Exercise details:
Among the entries, find the lines with the string "this" and report them.

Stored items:
- Opening Delimiter -
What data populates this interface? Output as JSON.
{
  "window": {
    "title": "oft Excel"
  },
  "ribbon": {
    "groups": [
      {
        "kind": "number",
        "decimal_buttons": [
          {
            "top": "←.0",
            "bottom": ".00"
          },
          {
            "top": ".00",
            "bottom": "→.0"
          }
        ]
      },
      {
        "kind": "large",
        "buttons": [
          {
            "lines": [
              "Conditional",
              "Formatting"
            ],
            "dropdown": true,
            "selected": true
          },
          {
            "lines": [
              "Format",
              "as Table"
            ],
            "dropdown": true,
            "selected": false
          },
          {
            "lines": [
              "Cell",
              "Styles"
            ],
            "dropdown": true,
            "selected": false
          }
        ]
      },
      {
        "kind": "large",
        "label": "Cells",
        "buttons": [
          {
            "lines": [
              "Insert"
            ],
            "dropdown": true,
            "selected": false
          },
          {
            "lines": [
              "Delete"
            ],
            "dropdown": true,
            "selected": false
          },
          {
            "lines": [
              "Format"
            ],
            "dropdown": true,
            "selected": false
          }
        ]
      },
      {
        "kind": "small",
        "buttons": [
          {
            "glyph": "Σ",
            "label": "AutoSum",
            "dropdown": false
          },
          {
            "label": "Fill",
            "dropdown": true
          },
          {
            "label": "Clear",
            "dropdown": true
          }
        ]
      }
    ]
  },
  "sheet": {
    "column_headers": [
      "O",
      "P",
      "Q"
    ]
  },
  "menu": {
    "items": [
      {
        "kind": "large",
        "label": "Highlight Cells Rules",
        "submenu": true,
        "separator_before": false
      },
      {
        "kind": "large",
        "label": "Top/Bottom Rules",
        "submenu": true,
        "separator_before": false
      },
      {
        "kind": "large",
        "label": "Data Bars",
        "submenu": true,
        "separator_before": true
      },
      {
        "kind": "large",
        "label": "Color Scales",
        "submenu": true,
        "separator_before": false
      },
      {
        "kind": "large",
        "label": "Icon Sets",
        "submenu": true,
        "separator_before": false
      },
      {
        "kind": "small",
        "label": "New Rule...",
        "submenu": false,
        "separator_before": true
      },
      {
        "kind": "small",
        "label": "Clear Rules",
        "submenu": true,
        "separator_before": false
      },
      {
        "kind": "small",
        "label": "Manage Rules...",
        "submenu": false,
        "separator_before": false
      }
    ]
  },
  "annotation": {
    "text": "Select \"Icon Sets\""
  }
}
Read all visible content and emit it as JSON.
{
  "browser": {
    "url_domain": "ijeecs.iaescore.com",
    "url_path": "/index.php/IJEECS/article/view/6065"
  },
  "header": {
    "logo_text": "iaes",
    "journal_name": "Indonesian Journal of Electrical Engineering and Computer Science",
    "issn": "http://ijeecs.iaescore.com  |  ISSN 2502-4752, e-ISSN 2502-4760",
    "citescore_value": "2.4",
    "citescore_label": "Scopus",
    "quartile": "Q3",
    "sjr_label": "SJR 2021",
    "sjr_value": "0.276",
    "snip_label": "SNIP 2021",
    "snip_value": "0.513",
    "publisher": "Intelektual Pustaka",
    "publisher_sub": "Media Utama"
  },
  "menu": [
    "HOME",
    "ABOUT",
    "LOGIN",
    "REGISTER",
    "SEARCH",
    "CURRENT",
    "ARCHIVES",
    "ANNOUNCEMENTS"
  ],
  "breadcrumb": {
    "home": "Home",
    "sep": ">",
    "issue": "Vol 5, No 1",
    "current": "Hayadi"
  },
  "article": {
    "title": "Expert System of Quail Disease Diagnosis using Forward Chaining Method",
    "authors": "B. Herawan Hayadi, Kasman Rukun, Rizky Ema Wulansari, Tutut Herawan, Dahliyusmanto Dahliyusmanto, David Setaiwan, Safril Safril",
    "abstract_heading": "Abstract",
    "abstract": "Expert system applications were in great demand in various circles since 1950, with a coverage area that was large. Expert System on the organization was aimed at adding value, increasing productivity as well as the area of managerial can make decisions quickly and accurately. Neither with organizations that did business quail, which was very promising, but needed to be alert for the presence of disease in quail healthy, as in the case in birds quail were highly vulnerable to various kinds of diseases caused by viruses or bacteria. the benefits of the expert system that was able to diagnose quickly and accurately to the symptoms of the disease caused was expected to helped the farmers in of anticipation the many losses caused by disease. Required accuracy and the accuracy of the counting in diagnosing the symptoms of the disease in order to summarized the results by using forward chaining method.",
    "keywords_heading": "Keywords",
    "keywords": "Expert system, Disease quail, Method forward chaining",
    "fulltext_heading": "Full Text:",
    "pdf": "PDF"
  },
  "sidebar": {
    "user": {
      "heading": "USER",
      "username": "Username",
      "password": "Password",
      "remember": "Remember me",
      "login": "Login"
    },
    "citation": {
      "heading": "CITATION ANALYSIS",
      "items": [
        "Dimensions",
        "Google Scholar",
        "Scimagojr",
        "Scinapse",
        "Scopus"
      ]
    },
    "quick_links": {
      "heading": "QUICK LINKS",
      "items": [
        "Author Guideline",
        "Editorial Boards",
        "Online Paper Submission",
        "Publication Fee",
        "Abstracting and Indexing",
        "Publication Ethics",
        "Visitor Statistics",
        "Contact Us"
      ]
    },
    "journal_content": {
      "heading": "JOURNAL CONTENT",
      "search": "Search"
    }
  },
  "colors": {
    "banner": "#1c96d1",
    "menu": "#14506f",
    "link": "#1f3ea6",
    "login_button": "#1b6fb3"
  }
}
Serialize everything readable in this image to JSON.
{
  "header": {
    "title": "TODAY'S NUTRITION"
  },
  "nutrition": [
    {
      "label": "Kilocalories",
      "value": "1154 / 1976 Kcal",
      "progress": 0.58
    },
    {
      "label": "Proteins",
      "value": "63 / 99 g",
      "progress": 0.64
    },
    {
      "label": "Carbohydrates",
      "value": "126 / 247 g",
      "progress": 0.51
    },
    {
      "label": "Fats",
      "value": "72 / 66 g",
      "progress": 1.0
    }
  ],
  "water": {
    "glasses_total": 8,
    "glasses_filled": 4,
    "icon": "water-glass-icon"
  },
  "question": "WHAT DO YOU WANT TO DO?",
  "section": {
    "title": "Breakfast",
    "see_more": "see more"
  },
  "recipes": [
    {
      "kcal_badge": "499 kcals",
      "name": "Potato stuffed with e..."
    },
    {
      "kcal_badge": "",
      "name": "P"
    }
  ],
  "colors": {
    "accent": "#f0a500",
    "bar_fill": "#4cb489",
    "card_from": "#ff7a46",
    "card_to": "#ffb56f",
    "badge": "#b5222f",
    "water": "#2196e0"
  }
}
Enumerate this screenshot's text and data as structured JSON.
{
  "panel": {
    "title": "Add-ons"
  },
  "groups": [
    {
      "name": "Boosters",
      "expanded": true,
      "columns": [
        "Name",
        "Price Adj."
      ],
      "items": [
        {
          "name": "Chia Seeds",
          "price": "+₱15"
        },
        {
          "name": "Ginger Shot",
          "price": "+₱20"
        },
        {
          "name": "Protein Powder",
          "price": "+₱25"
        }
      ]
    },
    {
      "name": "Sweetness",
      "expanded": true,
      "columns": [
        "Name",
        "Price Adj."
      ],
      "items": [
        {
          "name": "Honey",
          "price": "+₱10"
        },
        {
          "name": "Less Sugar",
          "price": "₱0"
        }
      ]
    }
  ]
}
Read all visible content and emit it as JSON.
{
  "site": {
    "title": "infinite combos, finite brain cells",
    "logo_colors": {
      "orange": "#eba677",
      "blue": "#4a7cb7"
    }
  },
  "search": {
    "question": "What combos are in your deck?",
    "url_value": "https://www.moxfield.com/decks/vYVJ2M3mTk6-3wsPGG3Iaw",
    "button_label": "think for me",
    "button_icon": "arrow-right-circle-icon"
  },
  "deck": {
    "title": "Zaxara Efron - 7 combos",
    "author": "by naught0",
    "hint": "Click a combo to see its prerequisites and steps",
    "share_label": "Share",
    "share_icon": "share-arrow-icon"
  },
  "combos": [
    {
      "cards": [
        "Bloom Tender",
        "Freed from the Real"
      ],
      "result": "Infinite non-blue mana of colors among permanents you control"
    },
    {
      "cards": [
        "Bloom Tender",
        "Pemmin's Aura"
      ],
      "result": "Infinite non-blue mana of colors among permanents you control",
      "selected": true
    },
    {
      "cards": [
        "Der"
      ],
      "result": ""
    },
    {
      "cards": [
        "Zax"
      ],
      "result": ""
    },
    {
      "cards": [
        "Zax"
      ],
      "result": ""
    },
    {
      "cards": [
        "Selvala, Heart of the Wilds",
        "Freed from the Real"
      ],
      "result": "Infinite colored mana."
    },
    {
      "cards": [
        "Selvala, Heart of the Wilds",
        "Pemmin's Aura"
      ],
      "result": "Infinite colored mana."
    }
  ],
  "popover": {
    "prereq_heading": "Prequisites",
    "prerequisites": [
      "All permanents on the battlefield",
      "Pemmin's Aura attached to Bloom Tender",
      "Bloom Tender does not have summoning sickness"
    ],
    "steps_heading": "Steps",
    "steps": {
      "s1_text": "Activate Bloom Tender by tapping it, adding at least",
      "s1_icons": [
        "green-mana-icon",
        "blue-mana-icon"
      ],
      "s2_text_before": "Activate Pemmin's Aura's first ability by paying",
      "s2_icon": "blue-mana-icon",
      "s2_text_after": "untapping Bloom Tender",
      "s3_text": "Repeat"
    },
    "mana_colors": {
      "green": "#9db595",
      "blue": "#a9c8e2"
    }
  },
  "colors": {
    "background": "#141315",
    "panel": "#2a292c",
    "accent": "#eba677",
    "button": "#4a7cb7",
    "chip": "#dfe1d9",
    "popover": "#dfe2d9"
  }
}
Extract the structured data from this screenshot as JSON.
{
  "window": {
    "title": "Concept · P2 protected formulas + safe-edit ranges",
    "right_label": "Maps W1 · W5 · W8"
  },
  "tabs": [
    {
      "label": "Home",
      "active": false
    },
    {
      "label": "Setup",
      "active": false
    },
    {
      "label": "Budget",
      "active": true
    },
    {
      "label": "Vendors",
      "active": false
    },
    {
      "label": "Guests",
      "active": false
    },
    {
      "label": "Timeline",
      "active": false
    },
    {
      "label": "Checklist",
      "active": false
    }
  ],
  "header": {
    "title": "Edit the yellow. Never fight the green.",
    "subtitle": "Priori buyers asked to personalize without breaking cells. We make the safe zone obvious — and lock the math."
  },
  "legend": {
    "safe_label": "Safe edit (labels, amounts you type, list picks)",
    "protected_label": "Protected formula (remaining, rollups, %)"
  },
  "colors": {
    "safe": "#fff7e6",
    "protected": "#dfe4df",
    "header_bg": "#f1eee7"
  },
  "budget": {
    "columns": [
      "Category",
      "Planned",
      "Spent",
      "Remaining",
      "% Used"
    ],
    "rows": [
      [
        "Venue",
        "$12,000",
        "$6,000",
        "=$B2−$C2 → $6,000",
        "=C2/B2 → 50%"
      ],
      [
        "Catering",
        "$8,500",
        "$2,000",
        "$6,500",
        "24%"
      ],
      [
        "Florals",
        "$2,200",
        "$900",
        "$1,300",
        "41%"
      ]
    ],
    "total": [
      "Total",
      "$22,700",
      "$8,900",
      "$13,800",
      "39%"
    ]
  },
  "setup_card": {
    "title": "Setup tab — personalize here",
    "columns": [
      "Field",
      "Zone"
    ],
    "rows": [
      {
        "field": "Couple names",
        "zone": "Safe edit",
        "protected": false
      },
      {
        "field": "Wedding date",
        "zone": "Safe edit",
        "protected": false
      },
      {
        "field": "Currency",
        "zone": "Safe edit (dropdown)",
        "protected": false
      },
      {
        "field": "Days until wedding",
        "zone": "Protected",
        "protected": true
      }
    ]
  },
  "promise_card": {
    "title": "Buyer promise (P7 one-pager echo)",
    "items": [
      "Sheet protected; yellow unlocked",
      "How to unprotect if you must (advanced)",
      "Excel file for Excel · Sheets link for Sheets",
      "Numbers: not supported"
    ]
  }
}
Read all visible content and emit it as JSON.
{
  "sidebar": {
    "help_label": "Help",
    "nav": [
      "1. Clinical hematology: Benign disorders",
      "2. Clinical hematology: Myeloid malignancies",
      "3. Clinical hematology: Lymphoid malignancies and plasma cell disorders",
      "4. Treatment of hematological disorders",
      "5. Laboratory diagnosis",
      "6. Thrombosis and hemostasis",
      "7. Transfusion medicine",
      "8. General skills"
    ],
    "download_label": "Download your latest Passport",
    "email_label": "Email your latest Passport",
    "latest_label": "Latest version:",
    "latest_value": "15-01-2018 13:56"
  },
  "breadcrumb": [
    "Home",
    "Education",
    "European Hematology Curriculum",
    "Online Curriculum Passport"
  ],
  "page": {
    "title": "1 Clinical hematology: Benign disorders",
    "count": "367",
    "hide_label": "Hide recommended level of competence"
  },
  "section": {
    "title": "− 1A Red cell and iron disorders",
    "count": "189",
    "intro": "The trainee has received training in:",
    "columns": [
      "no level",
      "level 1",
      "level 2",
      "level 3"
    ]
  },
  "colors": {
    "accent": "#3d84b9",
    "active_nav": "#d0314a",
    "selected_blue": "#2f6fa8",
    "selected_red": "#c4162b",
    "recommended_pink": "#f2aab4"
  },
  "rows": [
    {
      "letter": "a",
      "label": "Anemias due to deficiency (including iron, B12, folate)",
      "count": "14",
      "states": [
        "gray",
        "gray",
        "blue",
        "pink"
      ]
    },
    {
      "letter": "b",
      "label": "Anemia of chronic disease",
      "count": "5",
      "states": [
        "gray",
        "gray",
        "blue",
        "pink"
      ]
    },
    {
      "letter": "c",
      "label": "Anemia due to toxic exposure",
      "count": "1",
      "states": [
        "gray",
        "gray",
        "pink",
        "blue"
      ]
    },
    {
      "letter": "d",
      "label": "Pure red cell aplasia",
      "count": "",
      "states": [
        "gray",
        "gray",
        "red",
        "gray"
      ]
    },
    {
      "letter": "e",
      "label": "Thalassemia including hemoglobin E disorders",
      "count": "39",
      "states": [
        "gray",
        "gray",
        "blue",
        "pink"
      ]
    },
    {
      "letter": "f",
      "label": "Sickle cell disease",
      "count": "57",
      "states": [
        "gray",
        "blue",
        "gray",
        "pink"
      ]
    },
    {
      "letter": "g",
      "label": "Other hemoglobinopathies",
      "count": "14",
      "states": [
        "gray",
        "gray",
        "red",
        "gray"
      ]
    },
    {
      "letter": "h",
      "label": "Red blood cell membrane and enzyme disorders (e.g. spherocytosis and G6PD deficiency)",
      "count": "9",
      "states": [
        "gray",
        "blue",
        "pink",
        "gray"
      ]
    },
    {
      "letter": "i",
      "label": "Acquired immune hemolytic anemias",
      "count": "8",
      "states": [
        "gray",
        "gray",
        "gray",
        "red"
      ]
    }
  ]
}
- Closing Delimiter -
Your solution:
What data populates this interface? Output as JSON.
Serialize everything readable in this image to JSON.
Enumerate this screenshot's text and data as structured JSON.
Extract the structured data from this screenshot as JSON.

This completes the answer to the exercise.